(Annotations of image regions)
════════

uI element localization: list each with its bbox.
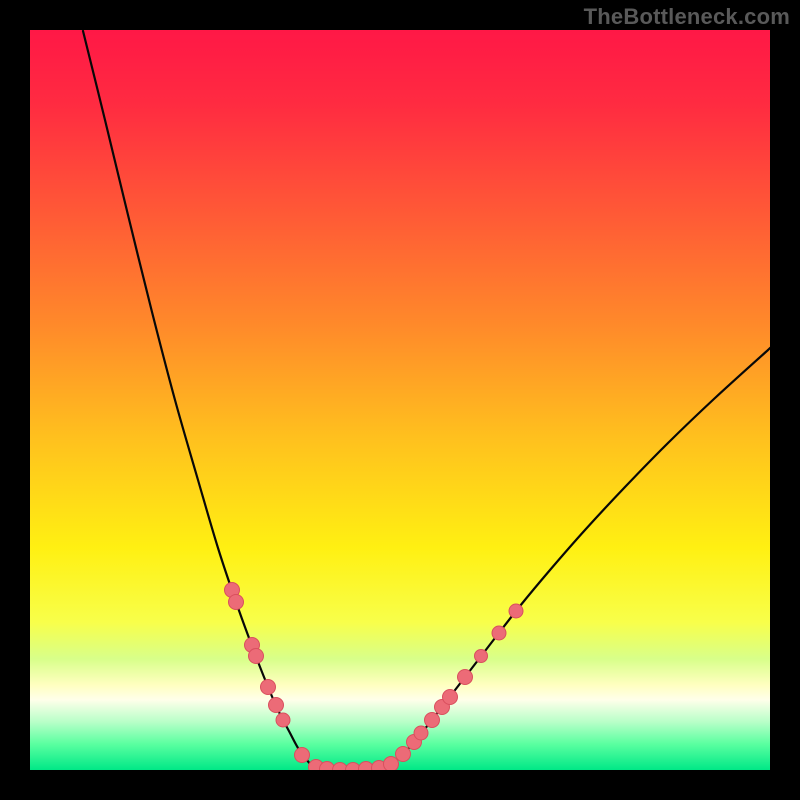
data-marker xyxy=(396,747,411,762)
chart-container: TheBottleneck.com xyxy=(0,0,800,800)
bottleneck-curve-chart xyxy=(0,0,800,800)
data-marker xyxy=(384,757,399,772)
data-marker xyxy=(492,626,506,640)
data-marker xyxy=(414,726,428,740)
data-marker xyxy=(443,690,458,705)
data-marker xyxy=(276,713,290,727)
data-marker xyxy=(509,604,523,618)
data-marker xyxy=(229,595,244,610)
data-marker xyxy=(249,649,264,664)
watermark-text: TheBottleneck.com xyxy=(584,4,790,30)
data-marker xyxy=(458,670,473,685)
data-marker xyxy=(295,748,310,763)
plot-area xyxy=(30,30,770,770)
data-marker xyxy=(475,650,488,663)
data-marker xyxy=(269,698,284,713)
data-marker xyxy=(261,680,276,695)
data-marker xyxy=(425,713,440,728)
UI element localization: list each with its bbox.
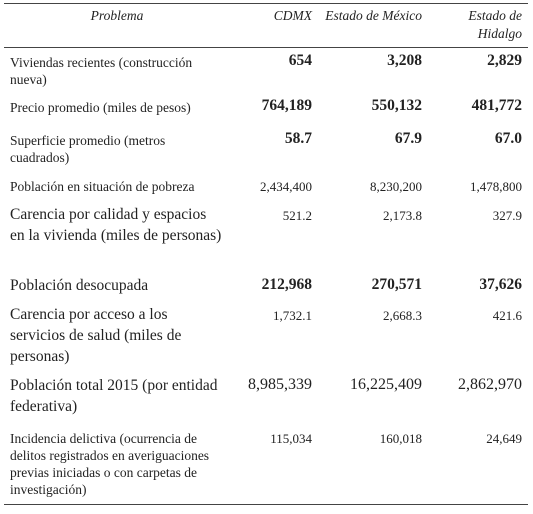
column-header: CDMX xyxy=(273,8,312,23)
cell-value: 16,225,409 xyxy=(350,376,422,393)
cell-value: 212,968 xyxy=(261,276,312,293)
cell-value: 270,571 xyxy=(371,276,422,293)
cell-value: 2,173.8 xyxy=(383,208,422,223)
cell-value: 58.7 xyxy=(284,130,312,147)
cell-value: 24,649 xyxy=(486,431,522,446)
cell-value: 421.6 xyxy=(492,308,522,323)
cell-value: 1,732.1 xyxy=(273,308,312,323)
cell-value: 2,668.3 xyxy=(383,308,422,323)
row-label: Viviendas recientes (construcción nueva) xyxy=(10,55,193,87)
column-header: Estado de Hidalgo xyxy=(468,8,522,41)
row-label: Población desocupada xyxy=(10,277,149,294)
column-header: Problema xyxy=(90,8,144,23)
cell-value: 521.2 xyxy=(282,208,312,223)
cell-value: 327.9 xyxy=(492,208,522,223)
cell-value: 1,478,800 xyxy=(470,179,522,194)
row-label: Carencia por acceso a los servicios de s… xyxy=(10,306,182,365)
row-label: Población total 2015 (por entidad federa… xyxy=(10,377,218,415)
table-row: Población en situación de pobreza 2,434,4… xyxy=(4,172,528,201)
cell-value: 160,018 xyxy=(379,431,422,446)
table-body: Viviendas recientes (construcción nueva)… xyxy=(4,48,528,504)
row-label: Carencia por calidad y espacios en la vi… xyxy=(10,206,222,244)
cell-value: 550,132 xyxy=(371,97,422,114)
table-row: Incidencia delictiva (ocurrencia de deli… xyxy=(4,424,528,504)
column-header: Estado de México xyxy=(325,8,422,23)
cell-value: 2,862,970 xyxy=(458,376,522,393)
cell-value: 481,772 xyxy=(471,97,522,114)
table-header: Problema CDMX Estado de México Estado de Hi… xyxy=(4,3,528,48)
cell-value: 2,434,400 xyxy=(260,179,312,194)
cell-value: 764,189 xyxy=(261,97,312,114)
row-label: Precio promedio (miles de pesos) xyxy=(10,100,191,115)
table-row: Carencia por calidad y espacios en la vi… xyxy=(4,201,528,272)
cell-value: 37,626 xyxy=(479,276,522,293)
row-label: Superficie promedio (metros cuadrados) xyxy=(10,133,166,165)
cell-value: 654 xyxy=(288,52,312,69)
cell-value: 8,985,339 xyxy=(248,376,312,393)
table-row: Población desocupada 212,968 270,571 37,626 xyxy=(4,272,528,301)
cell-value: 2,829 xyxy=(487,52,522,69)
row-label: Incidencia delictiva (ocurrencia de deli… xyxy=(10,431,210,497)
data-table: Problema CDMX Estado de México Estado de Hi… xyxy=(4,3,528,505)
table-row: Población total 2015 (por entidad federa… xyxy=(4,372,528,424)
cell-value: 3,208 xyxy=(387,52,422,69)
cell-value: 67.0 xyxy=(494,130,522,147)
row-label: Población en situación de pobreza xyxy=(10,179,195,194)
table-row: Carencia por acceso a los servicios de s… xyxy=(4,301,528,372)
table-row: Precio promedio (miles de pesos) 764,189 5… xyxy=(4,93,528,126)
table-row: Viviendas recientes (construcción nueva)… xyxy=(4,48,528,94)
cell-value: 67.9 xyxy=(394,130,422,147)
cell-value: 8,230,200 xyxy=(370,179,422,194)
cell-value: 115,034 xyxy=(270,431,312,446)
table-row: Superficie promedio (metros cuadrados) 58… xyxy=(4,126,528,172)
header-row: Problema CDMX Estado de México Estado de Hi… xyxy=(4,3,528,48)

════════

**AIM**
Reproduce without changes the stretch of the material above that begins with the line containing "data-marker xyxy=(396,747,411,762)" and ends with the line containing "watermark-text: TheBottleneck.com xyxy=(584,4,790,30)", keeping both of those lines.

**TASK RESULT**
data-marker xyxy=(396,747,411,762)
chart-container: TheBottleneck.com xyxy=(0,0,800,800)
bottleneck-curve-chart xyxy=(0,0,800,800)
data-marker xyxy=(384,757,399,772)
data-marker xyxy=(492,626,506,640)
data-marker xyxy=(414,726,428,740)
data-marker xyxy=(443,690,458,705)
data-marker xyxy=(276,713,290,727)
data-marker xyxy=(509,604,523,618)
data-marker xyxy=(229,595,244,610)
data-marker xyxy=(249,649,264,664)
watermark-text: TheBottleneck.com xyxy=(584,4,790,30)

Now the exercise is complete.